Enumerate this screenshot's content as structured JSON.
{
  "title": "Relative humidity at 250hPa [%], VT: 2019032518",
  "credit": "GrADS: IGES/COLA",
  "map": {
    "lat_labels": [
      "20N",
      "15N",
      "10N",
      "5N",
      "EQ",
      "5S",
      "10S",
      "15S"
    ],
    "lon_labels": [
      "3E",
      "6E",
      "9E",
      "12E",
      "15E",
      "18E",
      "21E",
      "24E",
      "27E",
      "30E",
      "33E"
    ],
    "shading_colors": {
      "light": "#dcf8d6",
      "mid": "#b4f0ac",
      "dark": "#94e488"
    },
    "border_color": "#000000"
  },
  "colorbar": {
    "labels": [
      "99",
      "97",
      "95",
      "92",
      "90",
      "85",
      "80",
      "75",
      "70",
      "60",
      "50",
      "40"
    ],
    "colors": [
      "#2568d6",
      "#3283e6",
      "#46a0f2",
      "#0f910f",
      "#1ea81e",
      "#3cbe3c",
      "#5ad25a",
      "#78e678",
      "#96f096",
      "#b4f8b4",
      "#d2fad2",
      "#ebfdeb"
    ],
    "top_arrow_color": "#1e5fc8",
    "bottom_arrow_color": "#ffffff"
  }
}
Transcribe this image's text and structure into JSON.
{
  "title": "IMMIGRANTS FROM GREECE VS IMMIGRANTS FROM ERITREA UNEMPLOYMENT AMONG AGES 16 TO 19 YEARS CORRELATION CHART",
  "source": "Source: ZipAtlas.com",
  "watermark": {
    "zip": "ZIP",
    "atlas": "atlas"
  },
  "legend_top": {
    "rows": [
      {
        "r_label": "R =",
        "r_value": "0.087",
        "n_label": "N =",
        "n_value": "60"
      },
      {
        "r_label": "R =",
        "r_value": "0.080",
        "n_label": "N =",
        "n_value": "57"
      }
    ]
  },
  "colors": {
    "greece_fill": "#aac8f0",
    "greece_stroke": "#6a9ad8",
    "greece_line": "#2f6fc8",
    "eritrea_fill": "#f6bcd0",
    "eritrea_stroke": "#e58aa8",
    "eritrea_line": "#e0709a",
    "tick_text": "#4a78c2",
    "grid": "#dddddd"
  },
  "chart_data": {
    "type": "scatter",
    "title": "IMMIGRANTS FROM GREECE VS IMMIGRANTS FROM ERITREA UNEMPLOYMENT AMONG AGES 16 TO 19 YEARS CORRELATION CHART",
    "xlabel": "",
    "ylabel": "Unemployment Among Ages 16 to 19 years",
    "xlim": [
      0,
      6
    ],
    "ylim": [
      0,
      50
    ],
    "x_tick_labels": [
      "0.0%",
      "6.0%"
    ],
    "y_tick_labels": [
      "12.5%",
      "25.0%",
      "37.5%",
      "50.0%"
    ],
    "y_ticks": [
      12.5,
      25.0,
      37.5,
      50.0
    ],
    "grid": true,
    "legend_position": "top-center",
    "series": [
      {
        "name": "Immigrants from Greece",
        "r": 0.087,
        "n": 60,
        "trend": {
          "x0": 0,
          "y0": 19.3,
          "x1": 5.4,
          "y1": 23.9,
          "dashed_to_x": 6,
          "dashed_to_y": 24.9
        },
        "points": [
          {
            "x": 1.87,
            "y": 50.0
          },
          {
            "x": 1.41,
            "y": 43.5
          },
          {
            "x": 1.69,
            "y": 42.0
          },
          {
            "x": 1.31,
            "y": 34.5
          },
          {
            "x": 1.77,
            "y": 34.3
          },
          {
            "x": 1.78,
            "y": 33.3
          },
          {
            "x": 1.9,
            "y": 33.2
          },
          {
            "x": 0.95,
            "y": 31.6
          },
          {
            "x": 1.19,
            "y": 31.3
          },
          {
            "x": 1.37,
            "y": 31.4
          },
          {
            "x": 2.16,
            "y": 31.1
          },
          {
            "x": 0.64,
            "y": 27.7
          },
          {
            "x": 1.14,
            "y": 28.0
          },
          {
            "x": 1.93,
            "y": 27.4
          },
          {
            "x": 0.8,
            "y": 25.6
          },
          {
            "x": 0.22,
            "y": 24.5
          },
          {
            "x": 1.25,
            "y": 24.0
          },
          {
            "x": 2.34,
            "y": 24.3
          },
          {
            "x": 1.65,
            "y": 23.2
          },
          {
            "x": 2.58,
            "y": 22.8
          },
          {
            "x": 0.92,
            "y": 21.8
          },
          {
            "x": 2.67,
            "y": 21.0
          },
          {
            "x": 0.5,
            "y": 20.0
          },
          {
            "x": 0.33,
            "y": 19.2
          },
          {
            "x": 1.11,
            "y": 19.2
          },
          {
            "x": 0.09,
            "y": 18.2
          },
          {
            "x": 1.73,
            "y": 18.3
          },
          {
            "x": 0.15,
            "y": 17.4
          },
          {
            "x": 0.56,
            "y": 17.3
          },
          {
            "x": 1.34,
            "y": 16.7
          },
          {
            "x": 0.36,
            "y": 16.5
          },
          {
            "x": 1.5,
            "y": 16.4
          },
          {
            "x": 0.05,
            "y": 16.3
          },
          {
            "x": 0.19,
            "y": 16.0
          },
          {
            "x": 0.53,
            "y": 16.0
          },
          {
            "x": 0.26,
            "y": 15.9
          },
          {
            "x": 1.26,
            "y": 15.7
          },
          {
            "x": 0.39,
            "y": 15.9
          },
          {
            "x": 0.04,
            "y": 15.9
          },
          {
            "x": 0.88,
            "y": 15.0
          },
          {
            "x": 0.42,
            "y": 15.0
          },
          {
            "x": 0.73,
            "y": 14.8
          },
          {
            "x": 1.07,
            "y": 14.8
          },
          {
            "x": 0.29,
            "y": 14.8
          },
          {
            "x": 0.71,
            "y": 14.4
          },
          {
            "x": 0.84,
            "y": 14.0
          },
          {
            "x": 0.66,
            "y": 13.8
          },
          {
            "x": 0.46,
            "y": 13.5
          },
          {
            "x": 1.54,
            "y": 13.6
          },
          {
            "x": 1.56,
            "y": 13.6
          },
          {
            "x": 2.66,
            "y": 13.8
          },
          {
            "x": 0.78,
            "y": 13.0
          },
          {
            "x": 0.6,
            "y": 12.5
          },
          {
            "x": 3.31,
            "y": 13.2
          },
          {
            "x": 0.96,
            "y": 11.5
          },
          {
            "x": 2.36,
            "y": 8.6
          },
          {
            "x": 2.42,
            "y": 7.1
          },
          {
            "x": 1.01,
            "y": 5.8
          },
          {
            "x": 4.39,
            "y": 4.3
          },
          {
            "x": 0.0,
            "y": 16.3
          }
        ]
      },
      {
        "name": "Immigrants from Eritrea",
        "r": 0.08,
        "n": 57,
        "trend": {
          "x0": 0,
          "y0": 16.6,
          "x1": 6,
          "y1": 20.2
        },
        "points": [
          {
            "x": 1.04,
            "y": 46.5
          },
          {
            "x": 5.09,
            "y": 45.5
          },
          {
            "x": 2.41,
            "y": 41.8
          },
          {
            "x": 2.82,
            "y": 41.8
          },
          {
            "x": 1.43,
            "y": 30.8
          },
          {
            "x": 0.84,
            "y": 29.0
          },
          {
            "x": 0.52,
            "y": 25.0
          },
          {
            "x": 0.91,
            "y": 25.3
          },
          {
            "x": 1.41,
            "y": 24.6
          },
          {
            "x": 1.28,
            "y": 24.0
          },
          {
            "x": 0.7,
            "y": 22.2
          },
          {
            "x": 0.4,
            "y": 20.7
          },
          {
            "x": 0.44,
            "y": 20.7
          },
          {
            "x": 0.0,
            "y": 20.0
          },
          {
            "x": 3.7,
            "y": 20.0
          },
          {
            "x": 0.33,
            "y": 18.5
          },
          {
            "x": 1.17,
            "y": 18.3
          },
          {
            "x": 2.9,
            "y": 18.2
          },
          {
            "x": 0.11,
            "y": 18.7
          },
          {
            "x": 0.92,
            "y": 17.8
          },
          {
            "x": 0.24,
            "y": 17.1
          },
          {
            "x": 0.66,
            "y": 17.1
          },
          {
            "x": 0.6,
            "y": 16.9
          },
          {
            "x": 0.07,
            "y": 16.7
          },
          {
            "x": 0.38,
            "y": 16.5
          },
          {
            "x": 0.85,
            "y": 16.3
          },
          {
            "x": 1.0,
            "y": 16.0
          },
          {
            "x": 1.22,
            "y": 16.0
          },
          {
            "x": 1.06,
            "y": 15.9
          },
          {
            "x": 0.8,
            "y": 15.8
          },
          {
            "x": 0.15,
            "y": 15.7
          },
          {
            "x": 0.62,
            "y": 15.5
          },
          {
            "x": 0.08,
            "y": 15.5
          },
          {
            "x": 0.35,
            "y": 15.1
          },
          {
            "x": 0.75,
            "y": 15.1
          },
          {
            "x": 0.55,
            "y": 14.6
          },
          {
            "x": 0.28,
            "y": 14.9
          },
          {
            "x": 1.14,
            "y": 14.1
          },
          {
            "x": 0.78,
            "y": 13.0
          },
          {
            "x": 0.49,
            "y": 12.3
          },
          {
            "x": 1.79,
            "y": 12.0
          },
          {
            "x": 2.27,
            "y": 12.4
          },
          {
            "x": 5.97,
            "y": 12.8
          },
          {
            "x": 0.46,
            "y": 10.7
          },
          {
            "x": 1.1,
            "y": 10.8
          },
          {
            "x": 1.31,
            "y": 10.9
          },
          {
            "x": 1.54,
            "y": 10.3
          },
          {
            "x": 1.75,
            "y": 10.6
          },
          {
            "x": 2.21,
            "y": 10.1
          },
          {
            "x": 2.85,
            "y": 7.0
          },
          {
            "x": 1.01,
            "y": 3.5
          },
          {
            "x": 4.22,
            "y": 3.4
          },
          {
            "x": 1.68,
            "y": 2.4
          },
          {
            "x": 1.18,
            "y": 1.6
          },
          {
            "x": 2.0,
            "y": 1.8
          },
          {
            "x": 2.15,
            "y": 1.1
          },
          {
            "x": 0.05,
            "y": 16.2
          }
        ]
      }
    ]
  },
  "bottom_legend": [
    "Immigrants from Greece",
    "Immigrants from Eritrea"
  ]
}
★ ★ ★ ★ ★ ★ ★
# What you have to do
Where a line of the data holds "name", show that line.

# Task result
        "name": "Immigrants from Greece",
        "name": "Immigrants from Eritrea",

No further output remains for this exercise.